* Input for this task:
• • • •
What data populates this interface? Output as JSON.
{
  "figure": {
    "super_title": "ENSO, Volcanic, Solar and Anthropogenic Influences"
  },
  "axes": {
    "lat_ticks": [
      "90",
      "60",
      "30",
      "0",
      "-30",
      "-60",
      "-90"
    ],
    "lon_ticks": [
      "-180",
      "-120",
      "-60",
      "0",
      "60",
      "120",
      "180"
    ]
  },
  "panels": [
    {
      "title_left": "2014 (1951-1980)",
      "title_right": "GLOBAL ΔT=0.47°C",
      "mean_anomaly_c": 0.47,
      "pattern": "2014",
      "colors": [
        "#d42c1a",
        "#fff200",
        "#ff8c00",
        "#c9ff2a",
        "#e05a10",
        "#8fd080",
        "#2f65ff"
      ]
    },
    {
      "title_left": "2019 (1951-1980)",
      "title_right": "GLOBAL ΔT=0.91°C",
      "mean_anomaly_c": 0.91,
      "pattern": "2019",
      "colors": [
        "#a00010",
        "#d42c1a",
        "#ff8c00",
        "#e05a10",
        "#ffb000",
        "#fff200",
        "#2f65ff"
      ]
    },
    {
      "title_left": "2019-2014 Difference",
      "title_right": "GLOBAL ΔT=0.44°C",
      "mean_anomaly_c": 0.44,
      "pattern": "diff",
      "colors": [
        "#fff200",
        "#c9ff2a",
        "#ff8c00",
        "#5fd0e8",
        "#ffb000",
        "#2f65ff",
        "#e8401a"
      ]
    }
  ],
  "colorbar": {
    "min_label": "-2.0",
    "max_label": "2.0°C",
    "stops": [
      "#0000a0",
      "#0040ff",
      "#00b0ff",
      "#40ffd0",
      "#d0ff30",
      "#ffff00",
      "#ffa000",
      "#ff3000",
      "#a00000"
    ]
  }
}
• • • •
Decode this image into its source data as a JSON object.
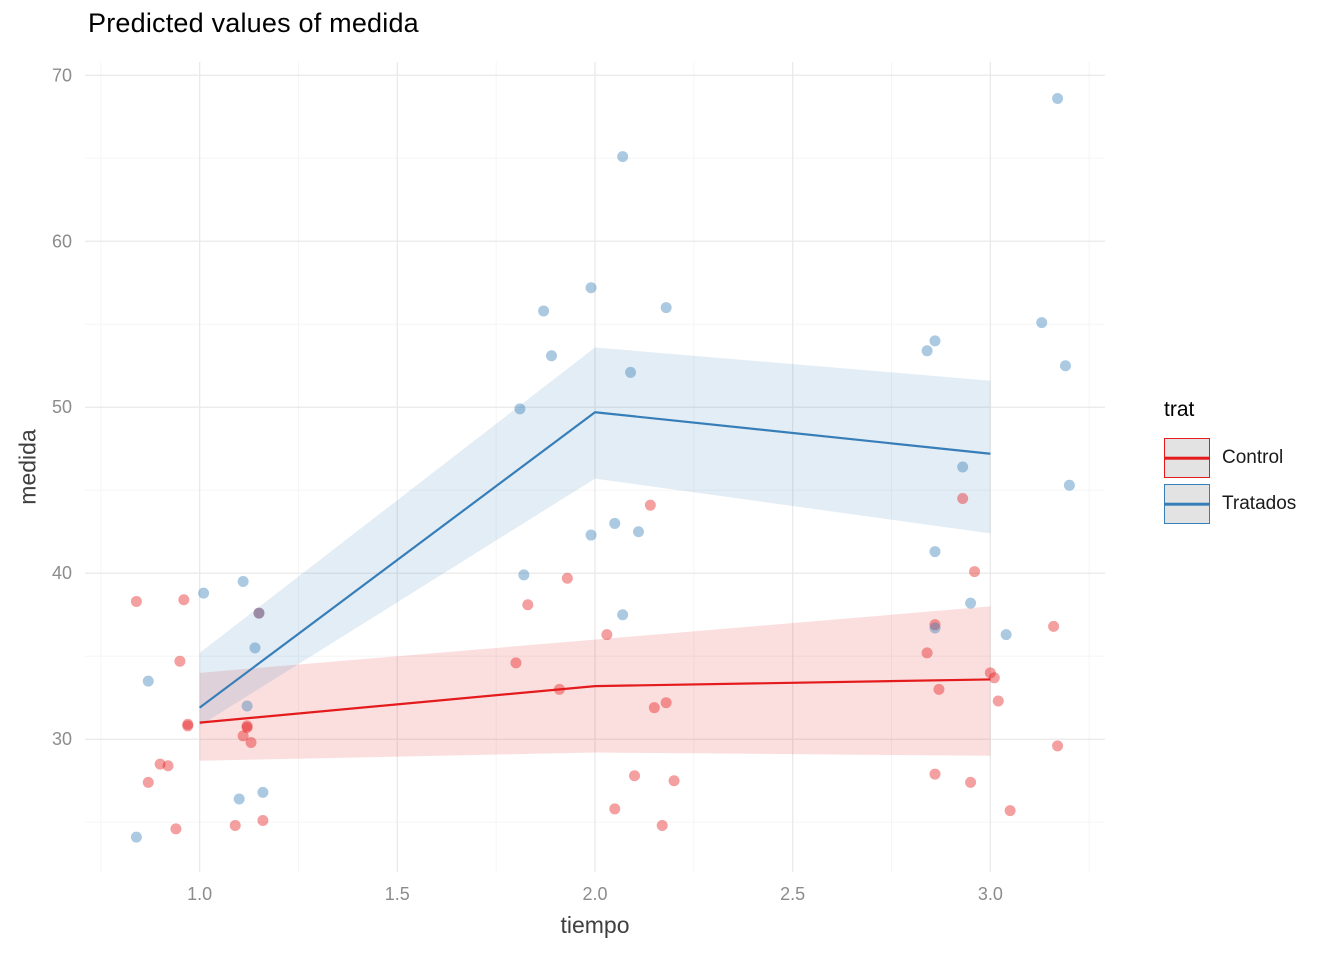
• • • •
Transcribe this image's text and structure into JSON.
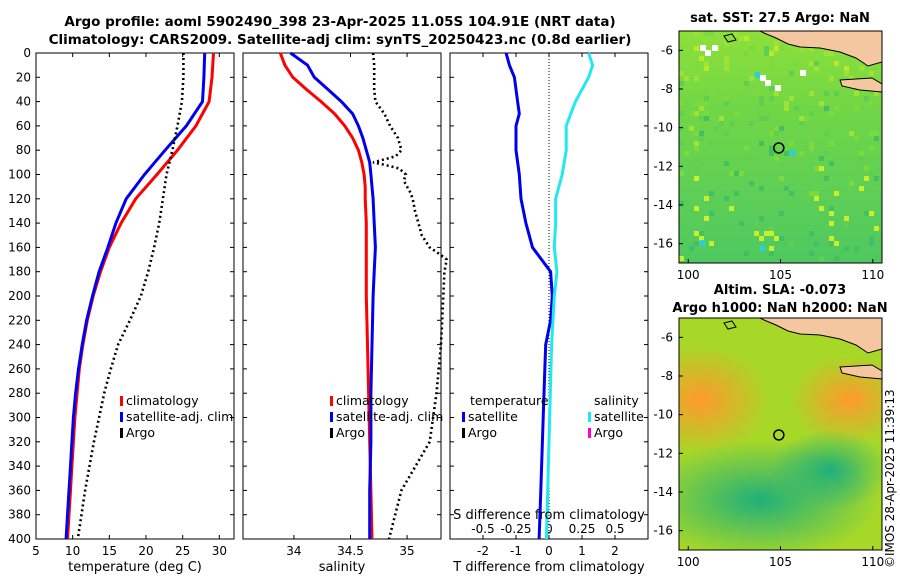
• • • •
Copy out all lines that carry the word "image".

* Solution to this exercise:
Decode this image into its source data as a JSON object.
Transcribe this image's text and structure into JSON.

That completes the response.